— Start of Exercise input —

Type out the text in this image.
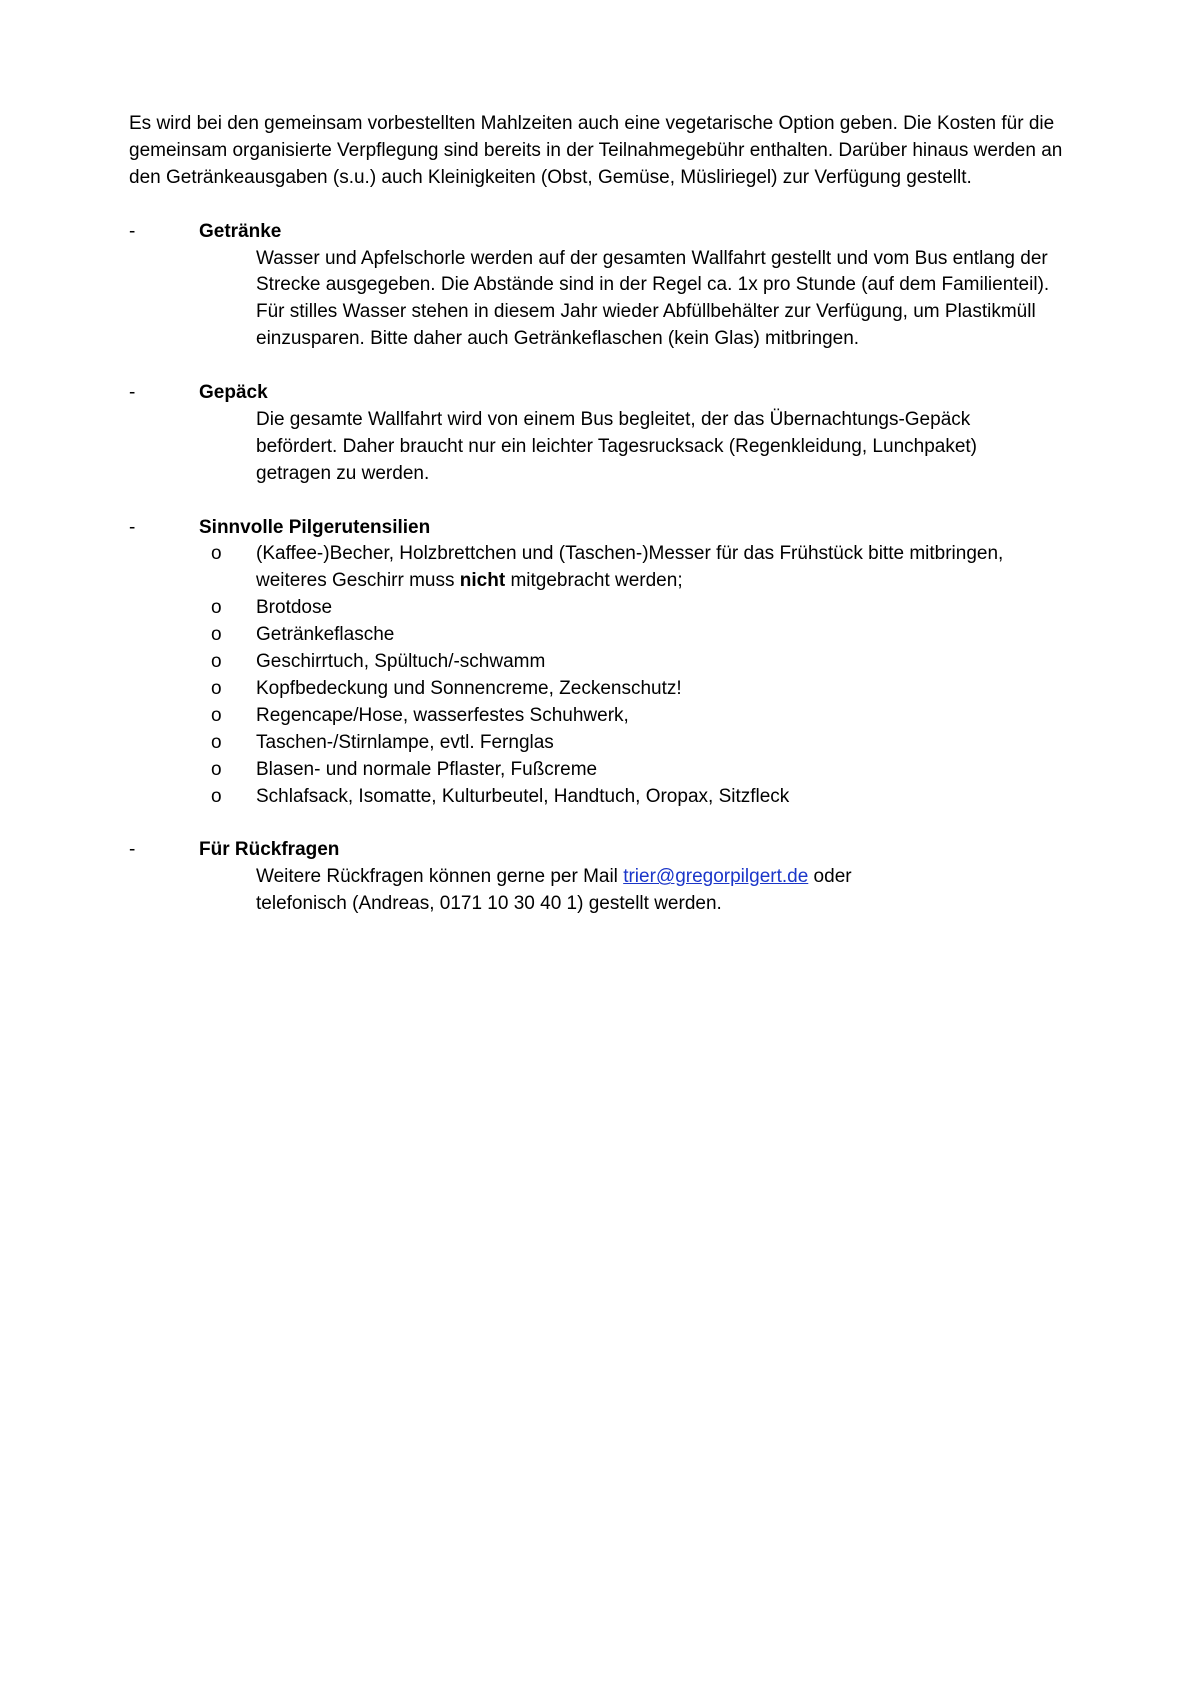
Es wird bei den gemeinsam vorbestellten Mahlzeiten auch eine vegetarische Option geben. Die Kosten für die gemeinsam organisierte Verpflegung sind bereits in der Teilnahmegebühr enthalten. Darüber hinaus werden an den Getränkeausgaben (s.u.) auch Kleinigkeiten (Obst, Gemüse, Müsliriegel) zur Verfügung gestellt.

-	Getränke
Wasser und Apfelschorle werden auf der gesamten Wallfahrt gestellt und vom Bus entlang der Strecke ausgegeben. Die Abstände sind in der Regel ca. 1x pro Stunde (auf dem Familienteil). Für stilles Wasser stehen in diesem Jahr wieder Abfüllbehälter zur Verfügung, um Plastikmüll einzusparen. Bitte daher auch Getränkeflaschen (kein Glas) mitbringen.
-	Gepäck
Die gesamte Wallfahrt wird von einem Bus begleitet, der das Übernachtungs-Gepäck befördert. Daher braucht nur ein leichter Tagesrucksack (Regenkleidung, Lunchpaket) getragen zu werden.
-	Sinnvolle Pilgerutensilien
o (Kaffee-)Becher, Holzbrettchen und (Taschen-)Messer für das Frühstück bitte mitbringen, weiteres Geschirr muss nicht mitgebracht werden;
o Brotdose
o Getränkeflasche
o Geschirrtuch, Spültuch/-schwamm
o Kopfbedeckung und Sonnencreme, Zeckenschutz!
o Regencape/Hose, wasserfestes Schuhwerk,
o Taschen-/Stirnlampe, evtl. Fernglas
o Blasen- und normale Pflaster, Fußcreme
o Schlafsack, Isomatte, Kulturbeutel, Handtuch, Oropax, Sitzfleck
-	Für Rückfragen
Weitere Rückfragen können gerne per Mail trier@gregorpilgert.de oder
telefonisch (Andreas, 0171 10 30 40 1) gestellt werden.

— End of Exercise input —

Task goal :: Show every line of the listing in which the string "Gepäck" can be found.

Answer for this exercise ::
-	Gepäck
Die gesamte Wallfahrt wird von einem Bus begleitet, der das Übernachtungs-Gepäck befördert. Daher braucht nur ein leichter Tagesrucksack (Regenkleidung, Lunchpaket) getragen zu werden.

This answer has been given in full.